### TASK BRIEF
Leaving out the pictures, transcribe all of the records faithfully.

☆ ☆ ☆ ☆

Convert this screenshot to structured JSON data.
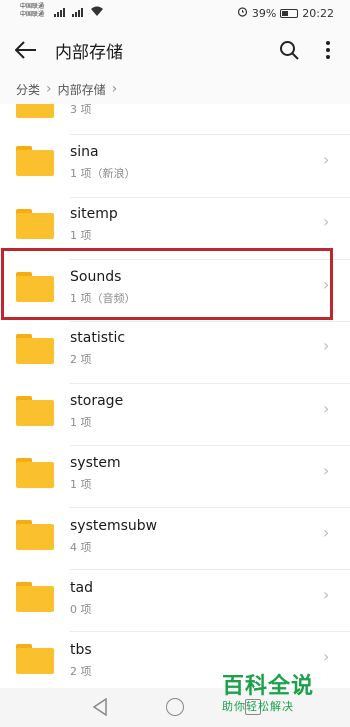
{
  "status_bar": {
    "carrier_1": "中国联通",
    "carrier_2": "中国联通",
    "battery": "39%",
    "time": "20:22"
  },
  "header": {
    "title": "内部存储"
  },
  "breadcrumb": [
    "分类",
    "内部存储"
  ],
  "files": [
    {
      "name": "",
      "meta": "3 项"
    },
    {
      "name": "sina",
      "meta": "1 项（新浪）"
    },
    {
      "name": "sitemp",
      "meta": "1 项"
    },
    {
      "name": "Sounds",
      "meta": "1 项（音频）"
    },
    {
      "name": "statistic",
      "meta": "2 项"
    },
    {
      "name": "storage",
      "meta": "1 项"
    },
    {
      "name": "system",
      "meta": "1 项"
    },
    {
      "name": "systemsubw",
      "meta": "4 项"
    },
    {
      "name": "tad",
      "meta": "0 项"
    },
    {
      "name": "tbs",
      "meta": "2 项"
    }
  ],
  "watermark": {
    "big": "百科全说",
    "small": "助你轻松解决"
  },
  "colors": {
    "folder": "#fbc02d",
    "highlight": "#c0262d"
  }
}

☆ ☆ ☆ ☆

### OUTPUT
Convert this screenshot to structured JSON data.
{
  "status_bar": {
    "carrier_1": "中国联通",
    "carrier_2": "中国联通",
    "battery": "39%",
    "time": "20:22"
  },
  "header": {
    "title": "内部存储"
  },
  "breadcrumb": [
    "分类",
    "内部存储"
  ],
  "files": [
    {
      "name": "",
      "meta": "3 项"
    },
    {
      "name": "sina",
      "meta": "1 项（新浪）"
    },
    {
      "name": "sitemp",
      "meta": "1 项"
    },
    {
      "name": "Sounds",
      "meta": "1 项（音频）"
    },
    {
      "name": "statistic",
      "meta": "2 项"
    },
    {
      "name": "storage",
      "meta": "1 项"
    },
    {
      "name": "system",
      "meta": "1 项"
    },
    {
      "name": "systemsubw",
      "meta": "4 项"
    },
    {
      "name": "tad",
      "meta": "0 项"
    },
    {
      "name": "tbs",
      "meta": "2 项"
    }
  ],
  "watermark": {
    "big": "百科全说",
    "small": "助你轻松解决"
  },
  "colors": {
    "folder": "#fbc02d",
    "highlight": "#c0262d"
  }
}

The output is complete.